- [Task instructions] Filter the lines below, copying only those with the string "στίς".

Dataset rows
==*==
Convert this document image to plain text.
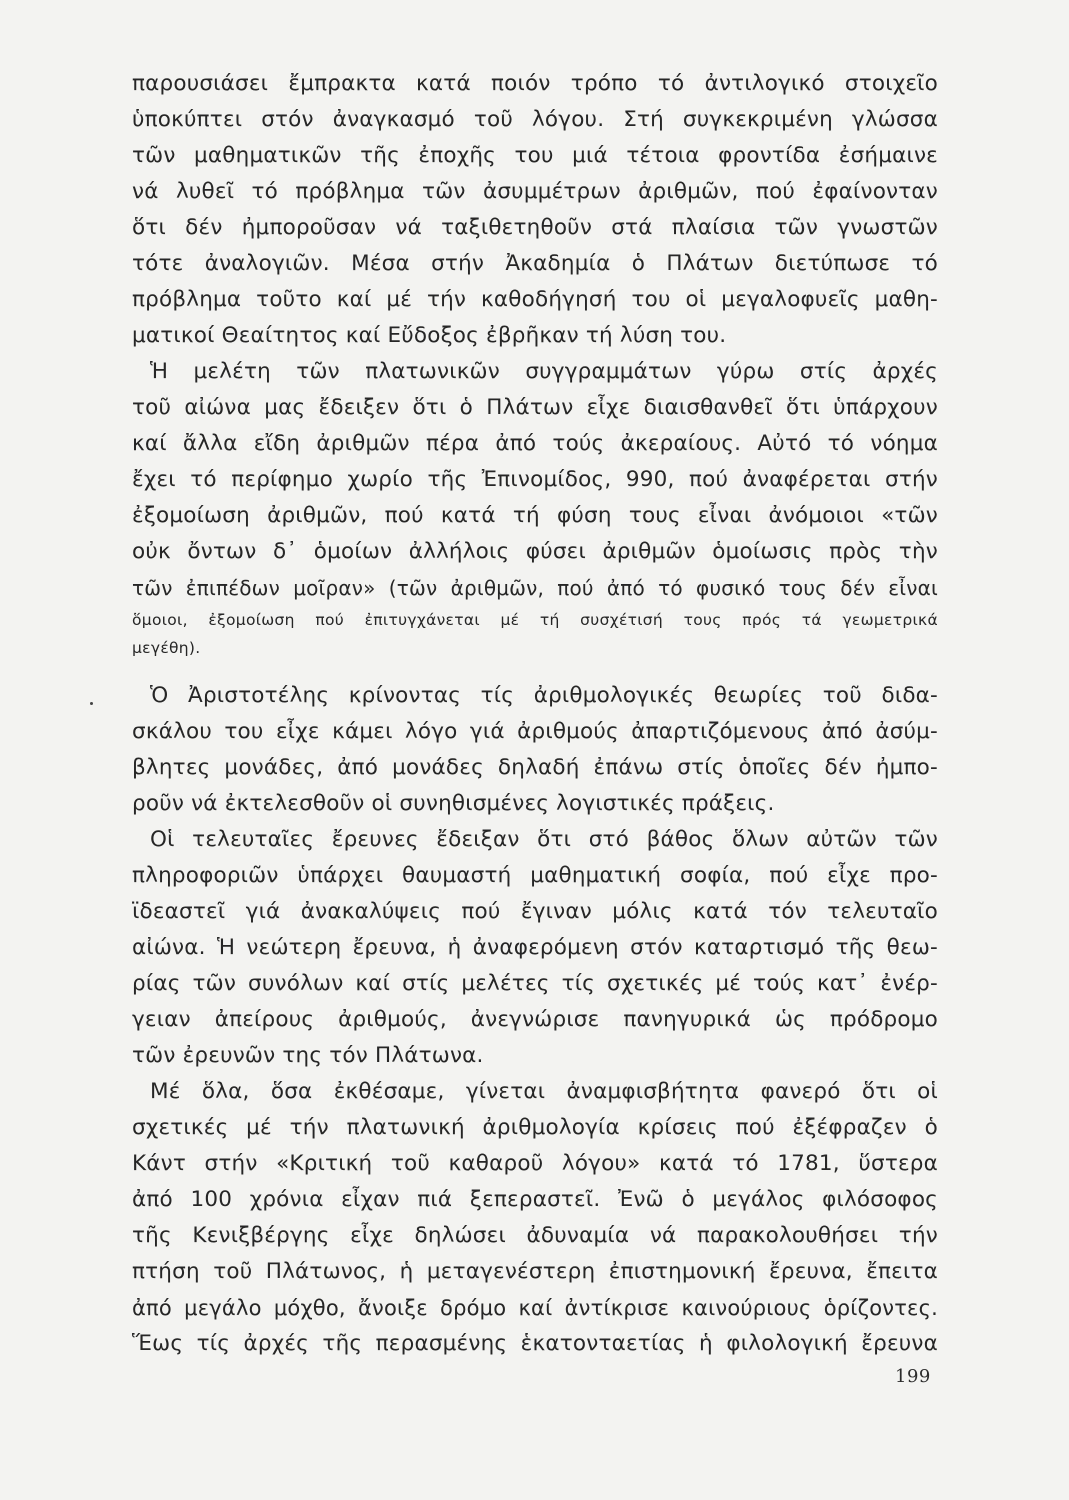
παρουσιάσει ἔμπρακτα κατά ποιόν τρόπο τό ἀντιλογικό στοιχεῖο
ὑποκύπτει στόν ἀναγκασμό τοῦ λόγου. Στή συγκεκριμένη γλώσσα
τῶν μαθηματικῶν τῆς ἐποχῆς του μιά τέτοια φροντίδα ἐσήμαινε
νά λυθεῖ τό πρόβλημα τῶν ἀσυμμέτρων ἀριθμῶν, πού ἐφαίνονταν
ὅτι δέν ἠμποροῦσαν νά ταξιθετηθοῦν στά πλαίσια τῶν γνωστῶν
τότε ἀναλογιῶν. Μέσα στήν Ἀκαδημία ὁ Πλάτων διετύπωσε τό
πρόβλημα τοῦτο καί μέ τήν καθοδήγησή του οἱ μεγαλοφυεῖς μαθη-
ματικοί Θεαίτητος καί Εὔδοξος ἐβρῆκαν τή λύση του.
Ἡ μελέτη τῶν πλατωνικῶν συγγραμμάτων γύρω στίς ἀρχές
τοῦ αἰώνα μας ἔδειξεν ὅτι ὁ Πλάτων εἶχε διαισθανθεῖ ὅτι ὑπάρχουν
καί ἄλλα εἴδη ἀριθμῶν πέρα ἀπό τούς ἀκεραίους. Αὐτό τό νόημα
ἔχει τό περίφημο χωρίο τῆς Ἐπινομίδος, 990, πού ἀναφέρεται στήν
ἐξομοίωση ἀριθμῶν, πού κατά τή φύση τους εἶναι ἀνόμοιοι «τῶν
οὐκ ὄντων δ᾽ ὁμοίων ἀλλήλοις φύσει ἀριθμῶν ὁμοίωσις πρὸς τὴν
τῶν ἐπιπέδων μοῖραν» (τῶν ἀριθμῶν, πού ἀπό τό φυσικό τους δέν εἶναι
ὅμοιοι, ἐξομοίωση πού ἐπιτυγχάνεται μέ τή συσχέτισή τους πρός τά γεωμετρικά
μεγέθη).
Ὁ Ἀριστοτέλης κρίνοντας τίς ἀριθμολογικές θεωρίες τοῦ διδα-
σκάλου του εἶχε κάμει λόγο γιά ἀριθμούς ἀπαρτιζόμενους ἀπό ἀσύμ-
βλητες μονάδες, ἀπό μονάδες δηλαδή ἐπάνω στίς ὁποῖες δέν ἠμπο-
ροῦν νά ἐκτελεσθοῦν οἱ συνηθισμένες λογιστικές πράξεις.
Οἱ τελευταῖες ἔρευνες ἔδειξαν ὅτι στό βάθος ὅλων αὐτῶν τῶν
πληροφοριῶν ὑπάρχει θαυμαστή μαθηματική σοφία, πού εἶχε προ-
ϊδεαστεῖ γιά ἀνακαλύψεις πού ἔγιναν μόλις κατά τόν τελευταῖο
αἰώνα. Ἡ νεώτερη ἔρευνα, ἡ ἀναφερόμενη στόν καταρτισμό τῆς θεω-
ρίας τῶν συνόλων καί στίς μελέτες τίς σχετικές μέ τούς κατ᾽ ἐνέρ-
γειαν ἀπείρους ἀριθμούς, ἀνεγνώρισε πανηγυρικά ὡς πρόδρομο
τῶν ἐρευνῶν της τόν Πλάτωνα.
Μέ ὅλα, ὅσα ἐκθέσαμε, γίνεται ἀναμφισβήτητα φανερό ὅτι οἱ
σχετικές μέ τήν πλατωνική ἀριθμολογία κρίσεις πού ἐξέφραζεν ὁ
Κάντ στήν «Κριτική τοῦ καθαροῦ λόγου» κατά τό 1781, ὕστερα
ἀπό 100 χρόνια εἶχαν πιά ξεπεραστεῖ. Ἐνῶ ὁ μεγάλος φιλόσοφος
τῆς Κενιξβέργης εἶχε δηλώσει ἀδυναμία νά παρακολουθήσει τήν
πτήση τοῦ Πλάτωνος, ἡ μεταγενέστερη ἐπιστημονική ἔρευνα, ἔπειτα
ἀπό μεγάλο μόχθο, ἄνοιξε δρόμο καί ἀντίκρισε καινούριους ὁρίζοντες.
Ἕως τίς ἀρχές τῆς περασμένης ἑκατονταετίας ἡ φιλολογική ἔρευνα
199
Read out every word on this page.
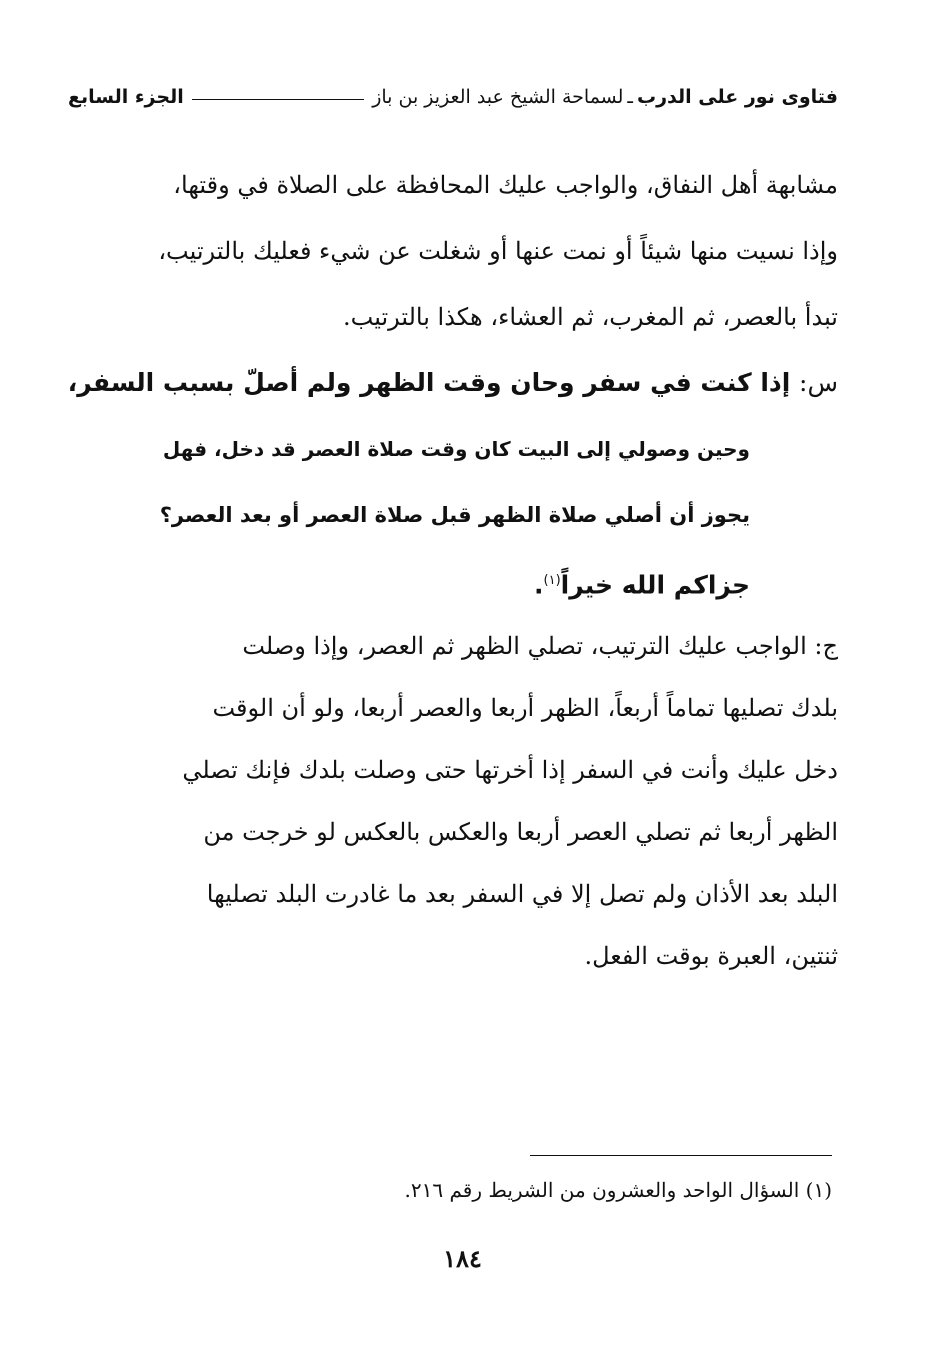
فتاوى نور على الدرب
ـ
لسماحة الشيخ عبد العزيز بن باز
الجزء السابع
مشابهة أهل النفاق، والواجب عليك المحافظة على الصلاة في وقتها،
وإذا نسيت منها شيئاً أو نمت عنها أو شغلت عن شيء فعليك بالترتيب،
تبدأ بالعصر، ثم المغرب، ثم العشاء، هكذا بالترتيب.
س: إذا كنت في سفر وحان وقت الظهر ولم أصلّ بسبب السفر،
وحين وصولي إلى البيت كان وقت صلاة العصر قد دخل، فهل
يجوز أن أصلي صلاة الظهر قبل صلاة العصر أو بعد العصر؟
جزاكم الله خيراً$^{(١)}$.
ج: الواجب عليك الترتيب، تصلي الظهر ثم العصر، وإذا وصلت
بلدك تصليها تماماً أربعاً، الظهر أربعا والعصر أربعا، ولو أن الوقت
دخل عليك وأنت في السفر إذا أخرتها حتى وصلت بلدك فإنك تصلي
الظهر أربعا ثم تصلي العصر أربعا والعكس بالعكس لو خرجت من
البلد بعد الأذان ولم تصل إلا في السفر بعد ما غادرت البلد تصليها
ثنتين، العبرة بوقت الفعل.
(١) السؤال الواحد والعشرون من الشريط رقم ٢١٦.
١٨٤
==*==
- [Solution]
Ἡ μελέτη τῶν πλατωνικῶν συγγραμμάτων γύρω στίς ἀρχές
βλητες μονάδες, ἀπό μονάδες δηλαδή ἐπάνω στίς ὁποῖες δέν ἠμπο-
ρίας τῶν συνόλων καί στίς μελέτες τίς σχετικές μέ τούς κατ᾽ ἐνέρ-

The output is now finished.